SHORT TASK:
Copy each line below that contains "this".

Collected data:
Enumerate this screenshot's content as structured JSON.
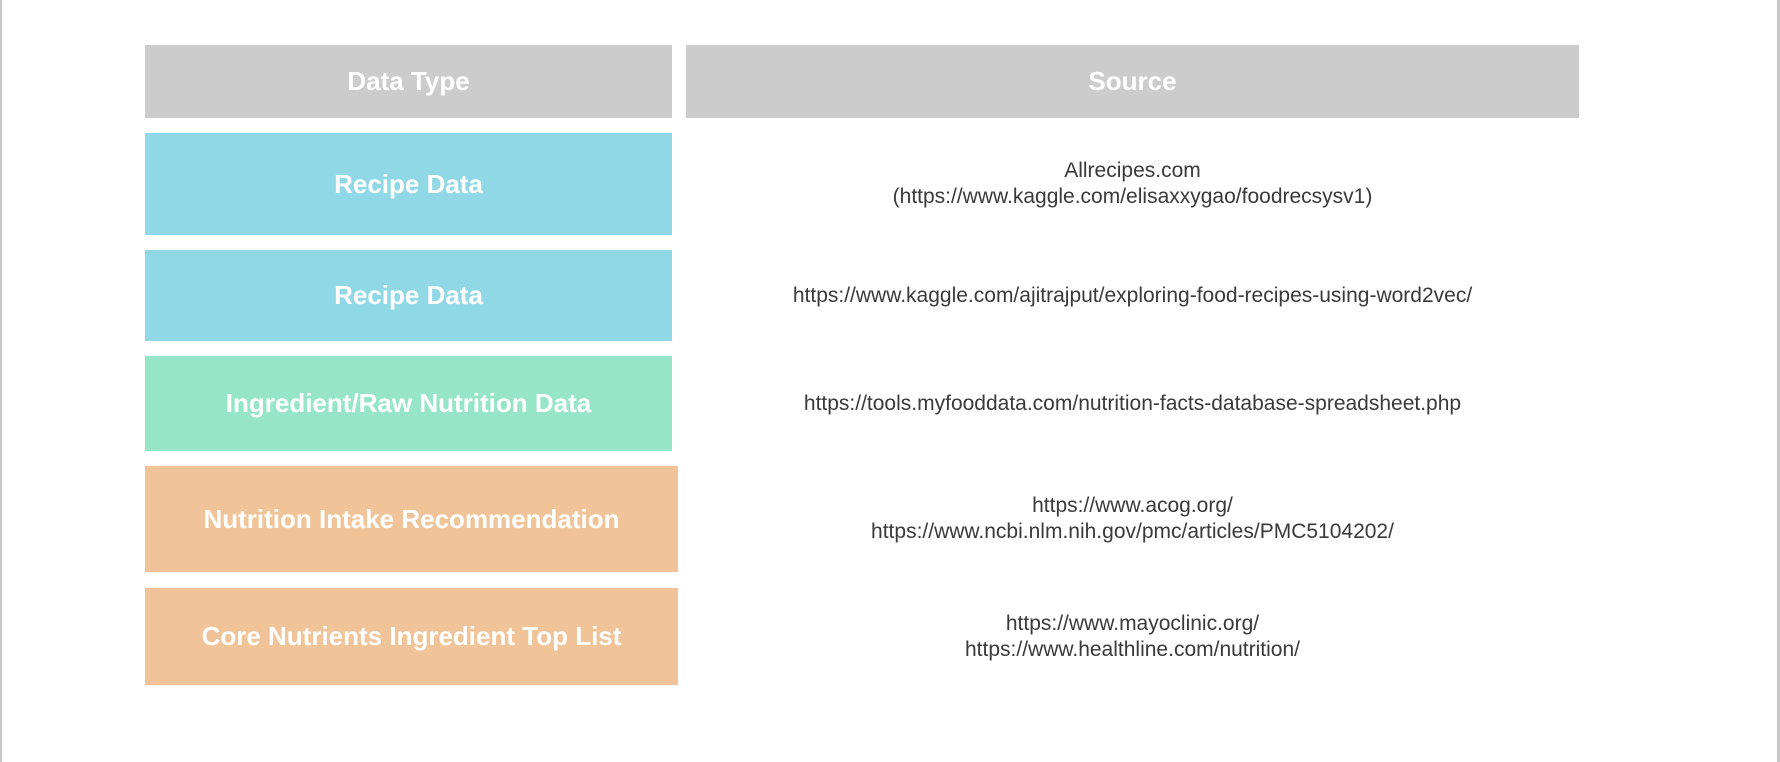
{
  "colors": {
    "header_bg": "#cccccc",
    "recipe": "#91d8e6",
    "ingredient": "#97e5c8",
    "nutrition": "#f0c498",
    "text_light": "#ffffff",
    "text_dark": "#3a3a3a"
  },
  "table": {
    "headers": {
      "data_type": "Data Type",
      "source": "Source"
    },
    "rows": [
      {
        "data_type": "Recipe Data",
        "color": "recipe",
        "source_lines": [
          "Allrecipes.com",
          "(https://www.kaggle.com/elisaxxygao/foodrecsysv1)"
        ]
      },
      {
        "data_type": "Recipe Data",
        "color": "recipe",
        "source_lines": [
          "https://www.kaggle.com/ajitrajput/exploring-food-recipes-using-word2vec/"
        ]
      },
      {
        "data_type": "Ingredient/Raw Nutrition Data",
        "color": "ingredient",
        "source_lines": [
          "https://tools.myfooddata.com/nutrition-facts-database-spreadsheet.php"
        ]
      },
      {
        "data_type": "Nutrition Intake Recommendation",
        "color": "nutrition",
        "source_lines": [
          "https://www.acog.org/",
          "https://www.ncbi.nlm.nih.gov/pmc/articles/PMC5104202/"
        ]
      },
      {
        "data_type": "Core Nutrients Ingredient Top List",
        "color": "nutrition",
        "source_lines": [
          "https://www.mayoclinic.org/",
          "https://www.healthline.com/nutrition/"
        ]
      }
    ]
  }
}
---
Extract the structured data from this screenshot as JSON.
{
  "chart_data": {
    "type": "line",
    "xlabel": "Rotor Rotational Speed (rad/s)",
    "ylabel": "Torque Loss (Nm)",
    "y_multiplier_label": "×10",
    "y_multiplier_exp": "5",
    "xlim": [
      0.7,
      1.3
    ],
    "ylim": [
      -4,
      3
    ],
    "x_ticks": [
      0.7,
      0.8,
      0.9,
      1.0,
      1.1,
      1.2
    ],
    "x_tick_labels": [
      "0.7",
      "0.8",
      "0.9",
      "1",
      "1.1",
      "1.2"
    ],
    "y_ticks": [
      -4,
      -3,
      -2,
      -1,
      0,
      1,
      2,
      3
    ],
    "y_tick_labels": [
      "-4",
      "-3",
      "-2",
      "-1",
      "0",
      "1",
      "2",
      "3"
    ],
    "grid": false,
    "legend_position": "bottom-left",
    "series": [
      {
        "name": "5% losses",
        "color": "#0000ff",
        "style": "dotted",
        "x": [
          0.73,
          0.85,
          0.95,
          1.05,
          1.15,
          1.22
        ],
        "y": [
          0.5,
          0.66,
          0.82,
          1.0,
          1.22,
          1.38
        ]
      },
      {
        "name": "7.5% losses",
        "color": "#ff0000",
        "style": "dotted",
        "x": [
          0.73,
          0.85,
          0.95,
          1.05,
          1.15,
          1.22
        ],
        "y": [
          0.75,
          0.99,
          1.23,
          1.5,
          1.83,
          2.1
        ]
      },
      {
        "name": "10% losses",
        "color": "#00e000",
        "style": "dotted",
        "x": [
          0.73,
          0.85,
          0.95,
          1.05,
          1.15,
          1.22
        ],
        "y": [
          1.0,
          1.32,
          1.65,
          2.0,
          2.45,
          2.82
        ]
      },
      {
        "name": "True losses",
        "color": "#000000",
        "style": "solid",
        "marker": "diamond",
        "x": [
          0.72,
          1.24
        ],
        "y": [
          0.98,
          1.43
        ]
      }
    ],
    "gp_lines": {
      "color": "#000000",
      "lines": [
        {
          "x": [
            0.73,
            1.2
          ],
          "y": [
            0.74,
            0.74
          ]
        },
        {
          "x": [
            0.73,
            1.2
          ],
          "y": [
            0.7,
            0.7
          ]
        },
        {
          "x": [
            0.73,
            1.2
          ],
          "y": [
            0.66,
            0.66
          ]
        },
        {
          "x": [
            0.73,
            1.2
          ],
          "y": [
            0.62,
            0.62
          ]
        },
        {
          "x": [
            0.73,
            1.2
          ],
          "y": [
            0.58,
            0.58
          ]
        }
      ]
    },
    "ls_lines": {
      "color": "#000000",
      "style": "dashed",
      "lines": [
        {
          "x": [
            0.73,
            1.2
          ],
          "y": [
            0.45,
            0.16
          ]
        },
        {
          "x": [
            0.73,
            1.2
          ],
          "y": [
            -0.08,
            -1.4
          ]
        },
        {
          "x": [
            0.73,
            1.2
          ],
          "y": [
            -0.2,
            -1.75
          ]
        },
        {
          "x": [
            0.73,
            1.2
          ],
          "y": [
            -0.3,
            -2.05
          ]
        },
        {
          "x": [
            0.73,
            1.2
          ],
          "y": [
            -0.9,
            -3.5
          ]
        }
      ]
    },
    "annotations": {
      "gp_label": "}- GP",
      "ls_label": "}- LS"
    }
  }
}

COMPLETE OUTPUT:
Enumerate this screenshot's content as structured JSON.
Extract the structured data from this screenshot as JSON.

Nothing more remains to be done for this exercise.